Task details: Transcribe the full listing exactly, and drop every picture.
+++ Records to process +++
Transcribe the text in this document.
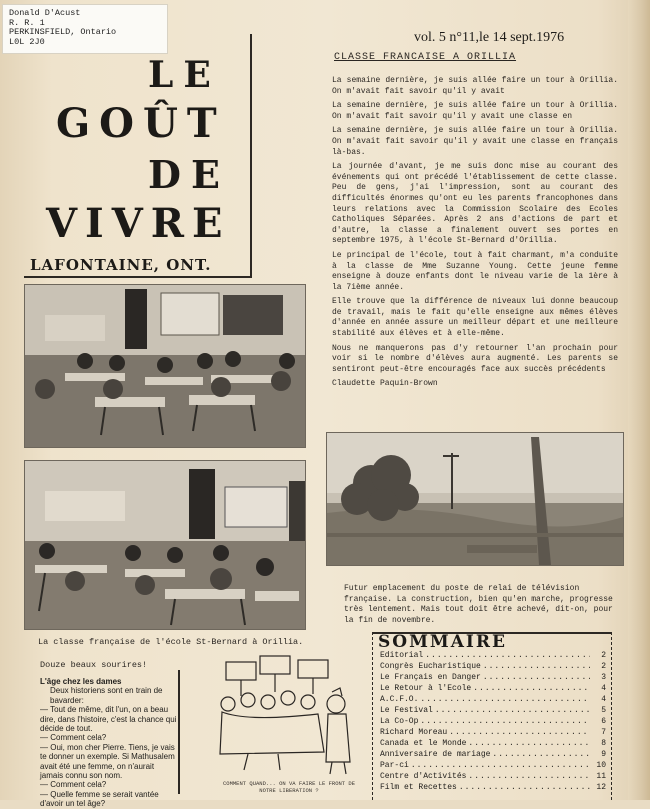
Donald D'Acust
R. R. 1
PERKINSFIELD, Ontario
L0L 2J0
LE
GOÛT
DE
VIVRE
LAFONTAINE, ONT.
vol. 5 n°11,le 14 sept.1976
CLASSE FRANCAISE A ORILLIA

La semaine dernière, je suis allée faire un tour à Orillia. On m'avait fait savoir qu'il y avait

La semaine dernière, je suis allée faire un tour à Orillia. On m'avait fait savoir qu'il y avait une classe en

La semaine dernière, je suis allée faire un tour à Orillia. On m'avait fait savoir qu'il y avait une classe en français là-bas.

La journée d'avant, je me suis donc mise au courant des événements qui ont précédé l'établissement de cette classe. Peu de gens, j'ai l'impression, sont au courant des difficultés énormes qu'ont eu les parents francophones dans leurs relations avec la Commission Scolaire des Ecoles Catholiques Séparées. Après 2 ans d'actions de part et d'autre, la classe a finalement ouvert ses portes en septembre 1975, à l'école St-Bernard d'Orillia.

Le principal de l'école, tout à fait charmant, m'a conduite à la classe de Mme Suzanne Young. Cette jeune femme enseigne à douze enfants dont le niveau varie de la 1ère à la 7ième année.

Elle trouve que la différence de niveaux lui donne beaucoup de travail, mais le fait qu'elle enseigne aux mêmes élèves d'année en année assure un meilleur départ et une meilleure stabilité aux élèves et à elle-même.

Nous ne manquerons pas d'y retourner l'an prochain pour voir si le nombre d'élèves aura augmenté. Les parents se sentiront peut-être encouragés face aux succès précédents

Claudette Paquin-Brown

Futur emplacement du poste de relai de télévision française. La construction, bien qu'en marche, progresse très lentement. Mais tout doit être achevé, dit-on, pour la fin de novembre.
La classe française de l'école St-Bernard à Orillia.
Douze beaux sourires!
L'âge chez les dames
Deux historiens sont en train de bavarder:
— Tout de même, dit l'un, on a beau dire, dans l'histoire, c'est la chance qui décide de tout.
— Comment cela?
— Oui, mon cher Pierre. Tiens, je vais te donner un exemple. Si Mathusalem avait été une femme, on n'aurait jamais connu son nom.
— Comment cela?
— Quelle femme se serait vantée d'avoir un tel âge?
COMMENT QUAND... ON VA FAIRE LE FRONT DE NOTRE LIBERATION ?
SOMMAIRE
Editorial .....	2
Congrès Eucharistique .....	2
Le Français en Danger .....	3
Le Retour à l'Ecole .....	4
A.C.F.O. .....	4
Le Festival .....	5
La Co-Op .....	6
Richard Moreau .....	7
Canada et le Monde .....	8
Anniversaire de mariage .....	9
Par-ci .....	10
Centre d'Activités .....	11
Film et Recettes .....	12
+++
Reply to the task:
Transcribe the text in this document.
Donald D'Acust
R. R. 1
PERKINSFIELD, Ontario
L0L 2J0
LE
GOÛT
DE
VIVRE
LAFONTAINE, ONT.
vol. 5 n°11,le 14 sept.1976
CLASSE FRANCAISE A ORILLIA

La semaine dernière, je suis allée faire un tour à Orillia. On m'avait fait savoir qu'il y avait

La semaine dernière, je suis allée faire un tour à Orillia. On m'avait fait savoir qu'il y avait une classe en

La semaine dernière, je suis allée faire un tour à Orillia. On m'avait fait savoir qu'il y avait une classe en français là-bas.

La journée d'avant, je me suis donc mise au courant des événements qui ont précédé l'établissement de cette classe. Peu de gens, j'ai l'impression, sont au courant des difficultés énormes qu'ont eu les parents francophones dans leurs relations avec la Commission Scolaire des Ecoles Catholiques Séparées. Après 2 ans d'actions de part et d'autre, la classe a finalement ouvert ses portes en septembre 1975, à l'école St-Bernard d'Orillia.

Le principal de l'école, tout à fait charmant, m'a conduite à la classe de Mme Suzanne Young. Cette jeune femme enseigne à douze enfants dont le niveau varie de la 1ère à la 7ième année.

Elle trouve que la différence de niveaux lui donne beaucoup de travail, mais le fait qu'elle enseigne aux mêmes élèves d'année en année assure un meilleur départ et une meilleure stabilité aux élèves et à elle-même.

Nous ne manquerons pas d'y retourner l'an prochain pour voir si le nombre d'élèves aura augmenté. Les parents se sentiront peut-être encouragés face aux succès précédents

Claudette Paquin-Brown

Futur emplacement du poste de relai de télévision française. La construction, bien qu'en marche, progresse très lentement. Mais tout doit être achevé, dit-on, pour la fin de novembre.
La classe française de l'école St-Bernard à Orillia.
Douze beaux sourires!
L'âge chez les dames
Deux historiens sont en train de bavarder:
— Tout de même, dit l'un, on a beau dire, dans l'histoire, c'est la chance qui décide de tout.
— Comment cela?
— Oui, mon cher Pierre. Tiens, je vais te donner un exemple. Si Mathusalem avait été une femme, on n'aurait jamais connu son nom.
— Comment cela?
— Quelle femme se serait vantée d'avoir un tel âge?
COMMENT QUAND... ON VA FAIRE LE FRONT DE NOTRE LIBERATION ?
SOMMAIRE
Editorial .....	2
Congrès Eucharistique .....	2
Le Français en Danger .....	3
Le Retour à l'Ecole .....	4
A.C.F.O. .....	4
Le Festival .....	5
La Co-Op .....	6
Richard Moreau .....	7
Canada et le Monde .....	8
Anniversaire de mariage .....	9
Par-ci .....	10
Centre d'Activités .....	11
Film et Recettes .....	12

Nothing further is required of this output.